BEGIN DATASET RECORDS
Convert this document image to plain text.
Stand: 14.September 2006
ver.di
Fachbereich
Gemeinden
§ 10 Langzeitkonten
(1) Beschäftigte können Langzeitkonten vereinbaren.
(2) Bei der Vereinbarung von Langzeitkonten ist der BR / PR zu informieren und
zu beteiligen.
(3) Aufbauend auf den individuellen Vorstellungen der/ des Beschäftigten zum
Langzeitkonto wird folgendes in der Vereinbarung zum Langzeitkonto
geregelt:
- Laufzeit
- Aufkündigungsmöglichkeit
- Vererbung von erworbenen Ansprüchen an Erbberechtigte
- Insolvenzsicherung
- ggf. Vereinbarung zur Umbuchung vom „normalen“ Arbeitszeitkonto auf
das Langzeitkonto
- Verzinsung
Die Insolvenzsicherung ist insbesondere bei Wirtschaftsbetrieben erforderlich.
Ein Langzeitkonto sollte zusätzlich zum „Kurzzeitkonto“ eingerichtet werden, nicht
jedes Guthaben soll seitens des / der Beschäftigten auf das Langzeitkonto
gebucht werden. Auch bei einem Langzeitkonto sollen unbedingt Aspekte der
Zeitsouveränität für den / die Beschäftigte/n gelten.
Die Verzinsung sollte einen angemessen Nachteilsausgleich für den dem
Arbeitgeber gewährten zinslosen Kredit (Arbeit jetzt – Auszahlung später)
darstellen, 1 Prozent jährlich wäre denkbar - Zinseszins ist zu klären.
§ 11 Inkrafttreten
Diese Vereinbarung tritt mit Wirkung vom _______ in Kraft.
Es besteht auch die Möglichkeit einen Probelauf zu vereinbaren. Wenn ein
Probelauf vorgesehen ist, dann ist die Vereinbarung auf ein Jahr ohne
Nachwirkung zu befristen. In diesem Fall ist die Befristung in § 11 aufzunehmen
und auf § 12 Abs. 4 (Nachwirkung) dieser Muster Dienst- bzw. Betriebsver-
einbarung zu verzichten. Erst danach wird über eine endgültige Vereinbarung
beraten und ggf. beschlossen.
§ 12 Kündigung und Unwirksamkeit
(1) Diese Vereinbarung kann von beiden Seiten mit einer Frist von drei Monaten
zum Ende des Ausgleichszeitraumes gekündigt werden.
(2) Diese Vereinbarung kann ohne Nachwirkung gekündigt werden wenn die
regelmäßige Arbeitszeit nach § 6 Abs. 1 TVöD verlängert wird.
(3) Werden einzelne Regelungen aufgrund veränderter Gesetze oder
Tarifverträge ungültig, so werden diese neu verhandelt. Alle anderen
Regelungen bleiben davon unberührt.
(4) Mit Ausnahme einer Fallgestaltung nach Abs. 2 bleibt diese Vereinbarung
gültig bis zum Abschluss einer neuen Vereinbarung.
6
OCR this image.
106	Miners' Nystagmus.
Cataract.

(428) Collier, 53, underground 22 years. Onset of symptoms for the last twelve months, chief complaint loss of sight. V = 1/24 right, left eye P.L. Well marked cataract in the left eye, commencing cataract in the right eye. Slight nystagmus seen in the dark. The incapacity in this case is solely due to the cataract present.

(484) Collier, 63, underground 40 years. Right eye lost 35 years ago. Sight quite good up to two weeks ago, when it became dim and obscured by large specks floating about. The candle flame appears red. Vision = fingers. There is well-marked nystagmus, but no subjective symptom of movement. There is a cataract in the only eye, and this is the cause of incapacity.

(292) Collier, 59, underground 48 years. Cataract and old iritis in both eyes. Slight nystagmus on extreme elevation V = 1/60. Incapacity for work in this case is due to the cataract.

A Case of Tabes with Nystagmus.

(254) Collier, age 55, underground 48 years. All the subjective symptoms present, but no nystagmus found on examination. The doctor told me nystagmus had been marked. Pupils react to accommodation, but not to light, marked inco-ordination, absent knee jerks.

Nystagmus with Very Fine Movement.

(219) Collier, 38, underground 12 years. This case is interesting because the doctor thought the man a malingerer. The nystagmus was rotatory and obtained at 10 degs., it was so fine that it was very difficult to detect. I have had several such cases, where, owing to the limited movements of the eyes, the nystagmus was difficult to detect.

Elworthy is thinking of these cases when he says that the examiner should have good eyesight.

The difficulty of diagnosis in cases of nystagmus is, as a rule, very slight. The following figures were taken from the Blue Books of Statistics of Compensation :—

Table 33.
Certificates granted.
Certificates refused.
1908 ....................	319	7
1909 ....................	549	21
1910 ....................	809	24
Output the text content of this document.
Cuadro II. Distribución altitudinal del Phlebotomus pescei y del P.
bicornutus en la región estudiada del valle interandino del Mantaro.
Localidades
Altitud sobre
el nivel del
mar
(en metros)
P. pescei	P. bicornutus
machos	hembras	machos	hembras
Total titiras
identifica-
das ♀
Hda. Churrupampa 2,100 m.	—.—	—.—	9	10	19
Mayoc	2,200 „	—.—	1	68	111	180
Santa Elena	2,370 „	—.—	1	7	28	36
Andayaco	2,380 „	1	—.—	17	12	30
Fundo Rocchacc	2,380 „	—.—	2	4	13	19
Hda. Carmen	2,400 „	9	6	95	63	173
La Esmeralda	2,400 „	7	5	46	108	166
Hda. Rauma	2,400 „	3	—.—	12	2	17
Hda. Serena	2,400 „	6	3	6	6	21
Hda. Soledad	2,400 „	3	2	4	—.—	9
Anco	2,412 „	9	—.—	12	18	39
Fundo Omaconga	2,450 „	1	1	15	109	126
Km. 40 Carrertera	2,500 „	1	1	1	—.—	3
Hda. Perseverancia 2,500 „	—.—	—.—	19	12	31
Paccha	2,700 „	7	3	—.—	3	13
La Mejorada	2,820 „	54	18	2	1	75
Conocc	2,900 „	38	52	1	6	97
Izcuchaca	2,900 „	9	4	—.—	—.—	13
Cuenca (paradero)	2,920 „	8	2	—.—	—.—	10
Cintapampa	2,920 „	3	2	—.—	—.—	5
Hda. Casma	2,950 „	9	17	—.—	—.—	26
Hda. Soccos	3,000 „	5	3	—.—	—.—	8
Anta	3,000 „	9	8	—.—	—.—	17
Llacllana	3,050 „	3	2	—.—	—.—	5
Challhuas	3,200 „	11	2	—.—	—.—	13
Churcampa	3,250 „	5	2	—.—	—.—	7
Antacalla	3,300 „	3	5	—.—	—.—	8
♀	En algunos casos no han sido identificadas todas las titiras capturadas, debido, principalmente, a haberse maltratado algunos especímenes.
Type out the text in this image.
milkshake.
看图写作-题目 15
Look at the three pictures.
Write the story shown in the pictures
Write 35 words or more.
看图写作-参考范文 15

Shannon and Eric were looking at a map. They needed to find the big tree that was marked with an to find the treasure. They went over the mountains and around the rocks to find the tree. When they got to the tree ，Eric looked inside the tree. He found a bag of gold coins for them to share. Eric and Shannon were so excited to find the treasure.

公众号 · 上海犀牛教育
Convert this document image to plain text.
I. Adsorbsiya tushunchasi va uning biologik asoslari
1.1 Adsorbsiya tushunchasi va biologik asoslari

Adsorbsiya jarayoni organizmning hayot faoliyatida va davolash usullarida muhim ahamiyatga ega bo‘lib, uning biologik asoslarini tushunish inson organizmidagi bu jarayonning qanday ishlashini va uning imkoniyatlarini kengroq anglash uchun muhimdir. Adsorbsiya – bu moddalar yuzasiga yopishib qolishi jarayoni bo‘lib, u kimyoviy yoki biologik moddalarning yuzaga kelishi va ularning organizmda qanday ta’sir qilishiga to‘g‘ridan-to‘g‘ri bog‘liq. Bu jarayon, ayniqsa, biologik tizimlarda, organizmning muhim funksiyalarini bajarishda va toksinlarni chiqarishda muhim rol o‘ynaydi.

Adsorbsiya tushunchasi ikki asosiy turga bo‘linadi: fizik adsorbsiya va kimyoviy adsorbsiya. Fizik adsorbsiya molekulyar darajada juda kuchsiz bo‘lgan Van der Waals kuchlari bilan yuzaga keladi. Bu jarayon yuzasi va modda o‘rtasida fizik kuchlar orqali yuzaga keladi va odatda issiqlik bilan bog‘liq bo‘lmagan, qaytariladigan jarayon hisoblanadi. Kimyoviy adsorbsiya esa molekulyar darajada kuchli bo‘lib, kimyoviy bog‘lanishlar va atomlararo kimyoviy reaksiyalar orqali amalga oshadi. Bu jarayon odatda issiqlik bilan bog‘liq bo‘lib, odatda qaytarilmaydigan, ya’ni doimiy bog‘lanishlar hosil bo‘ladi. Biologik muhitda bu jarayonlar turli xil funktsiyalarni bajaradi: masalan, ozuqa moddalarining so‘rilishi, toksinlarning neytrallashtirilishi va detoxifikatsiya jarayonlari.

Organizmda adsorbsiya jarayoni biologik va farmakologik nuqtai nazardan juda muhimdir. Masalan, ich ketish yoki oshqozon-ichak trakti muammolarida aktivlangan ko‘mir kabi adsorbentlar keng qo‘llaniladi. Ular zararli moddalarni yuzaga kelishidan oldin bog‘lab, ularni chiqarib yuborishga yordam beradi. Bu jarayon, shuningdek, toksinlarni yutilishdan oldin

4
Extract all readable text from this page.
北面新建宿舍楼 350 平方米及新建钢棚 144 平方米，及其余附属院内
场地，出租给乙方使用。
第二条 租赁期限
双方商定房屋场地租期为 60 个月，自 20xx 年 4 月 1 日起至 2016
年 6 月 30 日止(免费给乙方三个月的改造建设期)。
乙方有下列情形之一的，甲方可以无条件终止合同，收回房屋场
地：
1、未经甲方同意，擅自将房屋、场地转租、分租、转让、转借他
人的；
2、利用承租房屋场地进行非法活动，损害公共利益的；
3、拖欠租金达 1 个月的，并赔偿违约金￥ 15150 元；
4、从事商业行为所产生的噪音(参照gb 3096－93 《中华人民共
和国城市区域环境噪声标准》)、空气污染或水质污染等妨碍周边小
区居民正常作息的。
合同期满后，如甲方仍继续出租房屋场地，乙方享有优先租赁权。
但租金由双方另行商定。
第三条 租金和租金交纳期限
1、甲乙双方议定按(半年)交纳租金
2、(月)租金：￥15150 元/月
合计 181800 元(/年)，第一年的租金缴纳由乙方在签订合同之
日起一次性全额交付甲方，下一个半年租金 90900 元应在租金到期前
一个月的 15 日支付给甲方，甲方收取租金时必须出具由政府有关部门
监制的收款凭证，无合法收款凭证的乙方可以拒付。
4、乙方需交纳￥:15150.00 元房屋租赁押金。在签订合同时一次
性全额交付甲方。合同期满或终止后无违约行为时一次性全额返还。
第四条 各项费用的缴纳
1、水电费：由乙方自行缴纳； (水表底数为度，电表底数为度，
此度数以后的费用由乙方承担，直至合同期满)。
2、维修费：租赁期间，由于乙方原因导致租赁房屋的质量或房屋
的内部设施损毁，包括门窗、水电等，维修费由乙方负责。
END DATASET RECORDS
* _EXERCISE INSTRUCTIONS_: Write out the lines above, starting at the line that contains "Extract all readable text from this page." and ending with the final line, and nothing else; copy them exactly.

* _EXERCISE RESULT_:
Extract all readable text from this page.
北面新建宿舍楼 350 平方米及新建钢棚 144 平方米，及其余附属院内
场地，出租给乙方使用。
第二条 租赁期限
双方商定房屋场地租期为 60 个月，自 20xx 年 4 月 1 日起至 2016
年 6 月 30 日止(免费给乙方三个月的改造建设期)。
乙方有下列情形之一的，甲方可以无条件终止合同，收回房屋场
地：
1、未经甲方同意，擅自将房屋、场地转租、分租、转让、转借他
人的；
2、利用承租房屋场地进行非法活动，损害公共利益的；
3、拖欠租金达 1 个月的，并赔偿违约金￥ 15150 元；
4、从事商业行为所产生的噪音(参照gb 3096－93 《中华人民共
和国城市区域环境噪声标准》)、空气污染或水质污染等妨碍周边小
区居民正常作息的。
合同期满后，如甲方仍继续出租房屋场地，乙方享有优先租赁权。
但租金由双方另行商定。
第三条 租金和租金交纳期限
1、甲乙双方议定按(半年)交纳租金
2、(月)租金：￥15150 元/月
合计 181800 元(/年)，第一年的租金缴纳由乙方在签订合同之
日起一次性全额交付甲方，下一个半年租金 90900 元应在租金到期前
一个月的 15 日支付给甲方，甲方收取租金时必须出具由政府有关部门
监制的收款凭证，无合法收款凭证的乙方可以拒付。
4、乙方需交纳￥:15150.00 元房屋租赁押金。在签订合同时一次
性全额交付甲方。合同期满或终止后无违约行为时一次性全额返还。
第四条 各项费用的缴纳
1、水电费：由乙方自行缴纳； (水表底数为度，电表底数为度，
此度数以后的费用由乙方承担，直至合同期满)。
2、维修费：租赁期间，由于乙方原因导致租赁房屋的质量或房屋
的内部设施损毁，包括门窗、水电等，维修费由乙方负责。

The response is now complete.